Goal of the exercise >>
Leave out the pictures and repeat the rest of the material exactly.
⟨
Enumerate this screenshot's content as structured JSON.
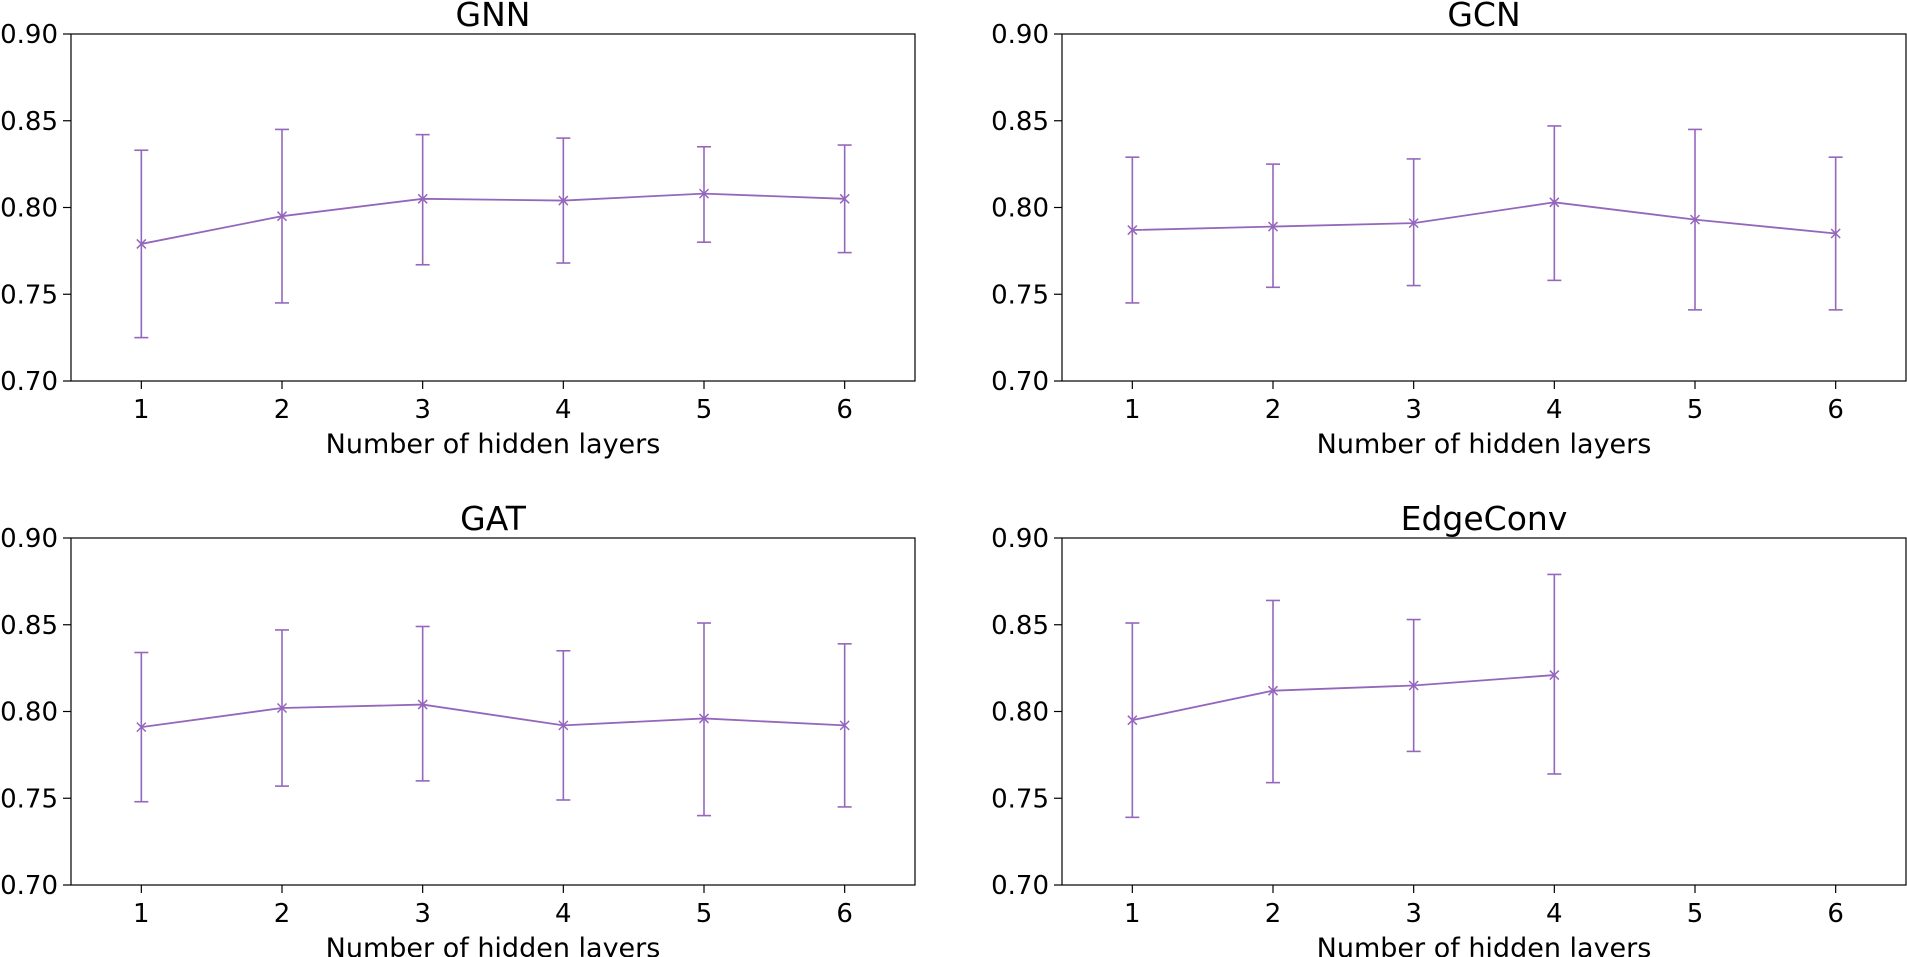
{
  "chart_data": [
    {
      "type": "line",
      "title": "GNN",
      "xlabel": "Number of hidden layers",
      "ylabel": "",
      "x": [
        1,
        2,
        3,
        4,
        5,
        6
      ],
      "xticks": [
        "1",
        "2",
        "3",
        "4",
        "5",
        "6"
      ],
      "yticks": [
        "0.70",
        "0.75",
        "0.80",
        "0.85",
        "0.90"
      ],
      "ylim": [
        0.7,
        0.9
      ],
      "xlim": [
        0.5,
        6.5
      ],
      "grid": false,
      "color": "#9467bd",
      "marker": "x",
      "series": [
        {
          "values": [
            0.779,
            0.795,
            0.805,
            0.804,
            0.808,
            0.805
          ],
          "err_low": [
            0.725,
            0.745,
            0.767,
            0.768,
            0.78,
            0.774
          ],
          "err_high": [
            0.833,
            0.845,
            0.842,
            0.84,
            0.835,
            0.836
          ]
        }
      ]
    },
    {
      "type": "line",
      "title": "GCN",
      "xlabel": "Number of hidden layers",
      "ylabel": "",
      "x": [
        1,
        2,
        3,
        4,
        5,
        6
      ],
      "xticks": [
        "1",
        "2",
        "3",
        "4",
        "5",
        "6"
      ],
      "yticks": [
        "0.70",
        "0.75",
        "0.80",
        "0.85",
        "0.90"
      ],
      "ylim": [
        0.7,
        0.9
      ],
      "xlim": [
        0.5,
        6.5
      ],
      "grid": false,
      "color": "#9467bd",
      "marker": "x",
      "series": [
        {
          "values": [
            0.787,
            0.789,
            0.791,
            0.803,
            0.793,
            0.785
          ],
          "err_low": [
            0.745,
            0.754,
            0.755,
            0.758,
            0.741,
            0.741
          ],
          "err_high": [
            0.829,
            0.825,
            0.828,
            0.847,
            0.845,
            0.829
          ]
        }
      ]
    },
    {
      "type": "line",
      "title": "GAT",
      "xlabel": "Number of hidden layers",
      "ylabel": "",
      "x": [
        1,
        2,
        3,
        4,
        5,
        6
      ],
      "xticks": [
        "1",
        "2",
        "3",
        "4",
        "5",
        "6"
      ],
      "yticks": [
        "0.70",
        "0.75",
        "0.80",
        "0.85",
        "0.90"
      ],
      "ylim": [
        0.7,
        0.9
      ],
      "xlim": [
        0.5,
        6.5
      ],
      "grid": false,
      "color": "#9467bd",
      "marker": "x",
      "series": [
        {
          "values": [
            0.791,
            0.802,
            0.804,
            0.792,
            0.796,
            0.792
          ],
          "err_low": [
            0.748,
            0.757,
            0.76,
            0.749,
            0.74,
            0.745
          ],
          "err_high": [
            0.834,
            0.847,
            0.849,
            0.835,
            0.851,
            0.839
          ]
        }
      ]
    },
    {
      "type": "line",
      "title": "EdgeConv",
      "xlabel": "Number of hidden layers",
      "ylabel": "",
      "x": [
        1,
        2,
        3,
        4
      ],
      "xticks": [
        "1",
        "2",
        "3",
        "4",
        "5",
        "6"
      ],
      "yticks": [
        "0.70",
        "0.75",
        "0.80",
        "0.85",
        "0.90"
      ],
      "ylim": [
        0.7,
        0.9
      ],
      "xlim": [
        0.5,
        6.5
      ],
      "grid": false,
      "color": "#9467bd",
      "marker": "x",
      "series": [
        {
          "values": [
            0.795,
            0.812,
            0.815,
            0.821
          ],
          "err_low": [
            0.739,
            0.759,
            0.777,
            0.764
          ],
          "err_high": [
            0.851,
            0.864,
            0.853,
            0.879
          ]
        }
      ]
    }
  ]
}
⟩
Task output >>
Enumerate this screenshot's content as structured JSON.
{
  "chart_data": [
    {
      "type": "line",
      "title": "GNN",
      "xlabel": "Number of hidden layers",
      "ylabel": "",
      "x": [
        1,
        2,
        3,
        4,
        5,
        6
      ],
      "xticks": [
        "1",
        "2",
        "3",
        "4",
        "5",
        "6"
      ],
      "yticks": [
        "0.70",
        "0.75",
        "0.80",
        "0.85",
        "0.90"
      ],
      "ylim": [
        0.7,
        0.9
      ],
      "xlim": [
        0.5,
        6.5
      ],
      "grid": false,
      "color": "#9467bd",
      "marker": "x",
      "series": [
        {
          "values": [
            0.779,
            0.795,
            0.805,
            0.804,
            0.808,
            0.805
          ],
          "err_low": [
            0.725,
            0.745,
            0.767,
            0.768,
            0.78,
            0.774
          ],
          "err_high": [
            0.833,
            0.845,
            0.842,
            0.84,
            0.835,
            0.836
          ]
        }
      ]
    },
    {
      "type": "line",
      "title": "GCN",
      "xlabel": "Number of hidden layers",
      "ylabel": "",
      "x": [
        1,
        2,
        3,
        4,
        5,
        6
      ],
      "xticks": [
        "1",
        "2",
        "3",
        "4",
        "5",
        "6"
      ],
      "yticks": [
        "0.70",
        "0.75",
        "0.80",
        "0.85",
        "0.90"
      ],
      "ylim": [
        0.7,
        0.9
      ],
      "xlim": [
        0.5,
        6.5
      ],
      "grid": false,
      "color": "#9467bd",
      "marker": "x",
      "series": [
        {
          "values": [
            0.787,
            0.789,
            0.791,
            0.803,
            0.793,
            0.785
          ],
          "err_low": [
            0.745,
            0.754,
            0.755,
            0.758,
            0.741,
            0.741
          ],
          "err_high": [
            0.829,
            0.825,
            0.828,
            0.847,
            0.845,
            0.829
          ]
        }
      ]
    },
    {
      "type": "line",
      "title": "GAT",
      "xlabel": "Number of hidden layers",
      "ylabel": "",
      "x": [
        1,
        2,
        3,
        4,
        5,
        6
      ],
      "xticks": [
        "1",
        "2",
        "3",
        "4",
        "5",
        "6"
      ],
      "yticks": [
        "0.70",
        "0.75",
        "0.80",
        "0.85",
        "0.90"
      ],
      "ylim": [
        0.7,
        0.9
      ],
      "xlim": [
        0.5,
        6.5
      ],
      "grid": false,
      "color": "#9467bd",
      "marker": "x",
      "series": [
        {
          "values": [
            0.791,
            0.802,
            0.804,
            0.792,
            0.796,
            0.792
          ],
          "err_low": [
            0.748,
            0.757,
            0.76,
            0.749,
            0.74,
            0.745
          ],
          "err_high": [
            0.834,
            0.847,
            0.849,
            0.835,
            0.851,
            0.839
          ]
        }
      ]
    },
    {
      "type": "line",
      "title": "EdgeConv",
      "xlabel": "Number of hidden layers",
      "ylabel": "",
      "x": [
        1,
        2,
        3,
        4
      ],
      "xticks": [
        "1",
        "2",
        "3",
        "4",
        "5",
        "6"
      ],
      "yticks": [
        "0.70",
        "0.75",
        "0.80",
        "0.85",
        "0.90"
      ],
      "ylim": [
        0.7,
        0.9
      ],
      "xlim": [
        0.5,
        6.5
      ],
      "grid": false,
      "color": "#9467bd",
      "marker": "x",
      "series": [
        {
          "values": [
            0.795,
            0.812,
            0.815,
            0.821
          ],
          "err_low": [
            0.739,
            0.759,
            0.777,
            0.764
          ],
          "err_high": [
            0.851,
            0.864,
            0.853,
            0.879
          ]
        }
      ]
    }
  ]
}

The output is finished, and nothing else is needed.